Exercise: Collect every line that includes the string "oxide".
-------- Data provided --------
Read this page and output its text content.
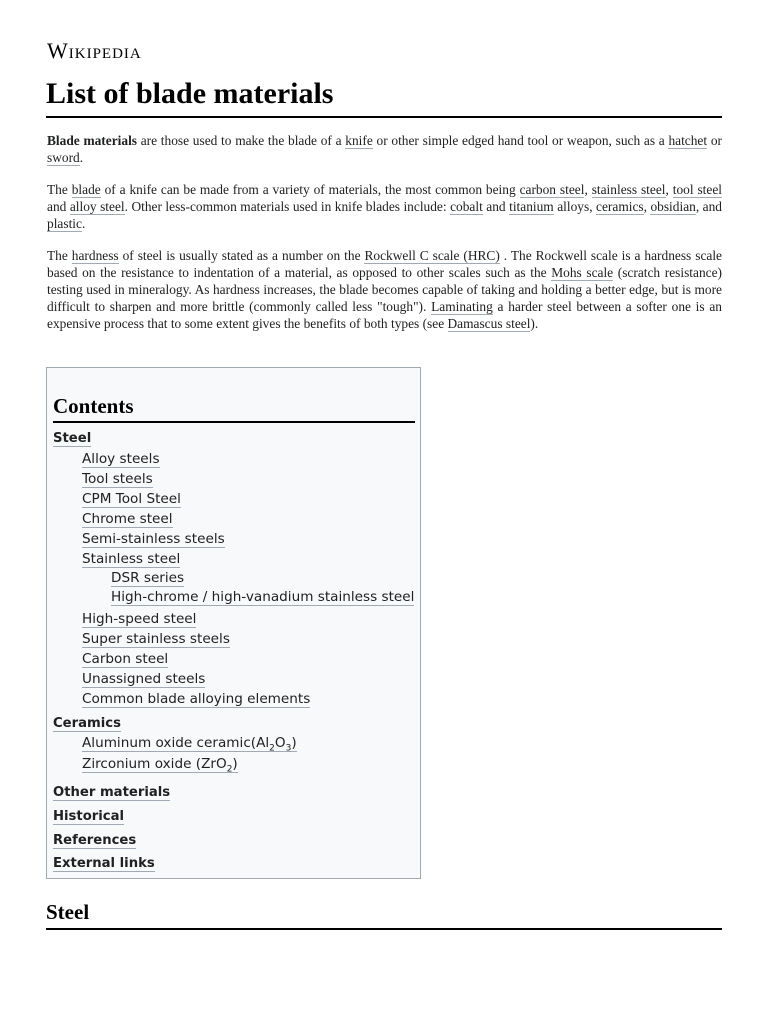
Wikipedia
List of blade materials

Blade materials are those used to make the blade of a knife or other simple edged hand tool or weapon, such as a hatchet or sword.

The blade of a knife can be made from a variety of materials, the most common being carbon steel, stainless steel, tool steel and alloy steel. Other less-common materials used in knife blades include: cobalt and titanium alloys, ceramics, obsidian, and plastic.

The hardness of steel is usually stated as a number on the Rockwell C scale (HRC) . The Rockwell scale is a hardness scale based on the resistance to indentation of a material, as opposed to other scales such as the Mohs scale (scratch resistance) testing used in mineralogy. As hardness increases, the blade becomes capable of taking and holding a better edge, but is more difficult to sharpen and more brittle (commonly called less "tough"). Laminating a harder steel between a softer one is an expensive process that to some extent gives the benefits of both types (see Damascus steel).

Contents
Steel
Alloy steels
Tool steels
CPM Tool Steel
Chrome steel
Semi-stainless steels
Stainless steel
DSR series
High-chrome / high-vanadium stainless steel
High-speed steel
Super stainless steels
Carbon steel
Unassigned steels
Common blade alloying elements
Ceramics
Aluminum oxide $ceramic(Al_2O_3)$
Zirconium oxide (ZrO$_2$)
Other materials
Historical
References
External links
Steel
--------
Response to the task:
Aluminum oxide $ceramic(Al_2O_3)$
Zirconium oxide (ZrO$_2$)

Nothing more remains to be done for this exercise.